■ What to do
Pull out every line in the data that has the string "name" in it.
--- start Material supplied ---
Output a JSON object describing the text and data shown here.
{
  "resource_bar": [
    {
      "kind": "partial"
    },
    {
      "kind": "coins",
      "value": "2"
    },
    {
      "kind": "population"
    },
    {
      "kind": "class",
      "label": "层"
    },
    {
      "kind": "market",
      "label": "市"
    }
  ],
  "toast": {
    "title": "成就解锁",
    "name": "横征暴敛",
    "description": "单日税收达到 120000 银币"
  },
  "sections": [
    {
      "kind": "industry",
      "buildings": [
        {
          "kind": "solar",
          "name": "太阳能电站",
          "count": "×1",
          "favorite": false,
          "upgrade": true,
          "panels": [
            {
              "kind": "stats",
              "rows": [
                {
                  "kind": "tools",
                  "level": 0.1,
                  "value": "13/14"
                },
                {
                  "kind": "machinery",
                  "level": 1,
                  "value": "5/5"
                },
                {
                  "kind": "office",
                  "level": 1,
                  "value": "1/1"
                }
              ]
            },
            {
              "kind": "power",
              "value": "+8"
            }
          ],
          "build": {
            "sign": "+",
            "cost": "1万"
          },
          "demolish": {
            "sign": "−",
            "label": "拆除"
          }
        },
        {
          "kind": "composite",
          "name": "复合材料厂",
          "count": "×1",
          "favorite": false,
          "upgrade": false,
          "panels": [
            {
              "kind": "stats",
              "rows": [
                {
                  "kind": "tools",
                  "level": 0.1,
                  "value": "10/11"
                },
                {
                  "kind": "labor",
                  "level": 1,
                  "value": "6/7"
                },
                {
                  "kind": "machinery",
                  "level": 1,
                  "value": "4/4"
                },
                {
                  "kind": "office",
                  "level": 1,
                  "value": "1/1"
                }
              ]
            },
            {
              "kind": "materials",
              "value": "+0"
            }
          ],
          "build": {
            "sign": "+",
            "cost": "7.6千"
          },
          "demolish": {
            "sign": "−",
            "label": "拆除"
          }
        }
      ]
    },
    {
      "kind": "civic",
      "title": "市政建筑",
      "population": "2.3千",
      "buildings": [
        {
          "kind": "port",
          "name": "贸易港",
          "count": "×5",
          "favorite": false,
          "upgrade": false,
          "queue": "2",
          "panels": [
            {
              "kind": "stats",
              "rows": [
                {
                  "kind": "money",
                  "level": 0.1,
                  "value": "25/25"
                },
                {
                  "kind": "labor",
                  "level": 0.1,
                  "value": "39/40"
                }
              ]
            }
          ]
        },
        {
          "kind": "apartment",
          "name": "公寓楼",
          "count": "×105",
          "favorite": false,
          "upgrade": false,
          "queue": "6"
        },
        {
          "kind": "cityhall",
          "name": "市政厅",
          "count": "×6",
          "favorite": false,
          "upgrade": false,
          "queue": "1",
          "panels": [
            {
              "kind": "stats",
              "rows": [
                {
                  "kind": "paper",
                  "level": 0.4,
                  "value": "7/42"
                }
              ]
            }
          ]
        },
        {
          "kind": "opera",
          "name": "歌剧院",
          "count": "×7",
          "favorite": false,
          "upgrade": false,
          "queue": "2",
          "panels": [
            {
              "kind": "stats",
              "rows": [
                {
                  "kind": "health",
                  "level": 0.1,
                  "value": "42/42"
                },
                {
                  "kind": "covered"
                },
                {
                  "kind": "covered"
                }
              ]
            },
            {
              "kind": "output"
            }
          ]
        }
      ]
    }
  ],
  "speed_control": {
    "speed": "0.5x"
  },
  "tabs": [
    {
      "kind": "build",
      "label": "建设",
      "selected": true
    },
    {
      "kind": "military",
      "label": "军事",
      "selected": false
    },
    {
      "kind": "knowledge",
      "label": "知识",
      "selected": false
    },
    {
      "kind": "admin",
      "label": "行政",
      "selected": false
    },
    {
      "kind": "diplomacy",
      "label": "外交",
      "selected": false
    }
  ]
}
--- end Material supplied ---
■ Finished answer
    "name": "横征暴敛",
          "name": "太阳能电站",
          "name": "复合材料厂",
          "name": "贸易港",
          "name": "公寓楼",
          "name": "市政厅",
          "name": "歌剧院",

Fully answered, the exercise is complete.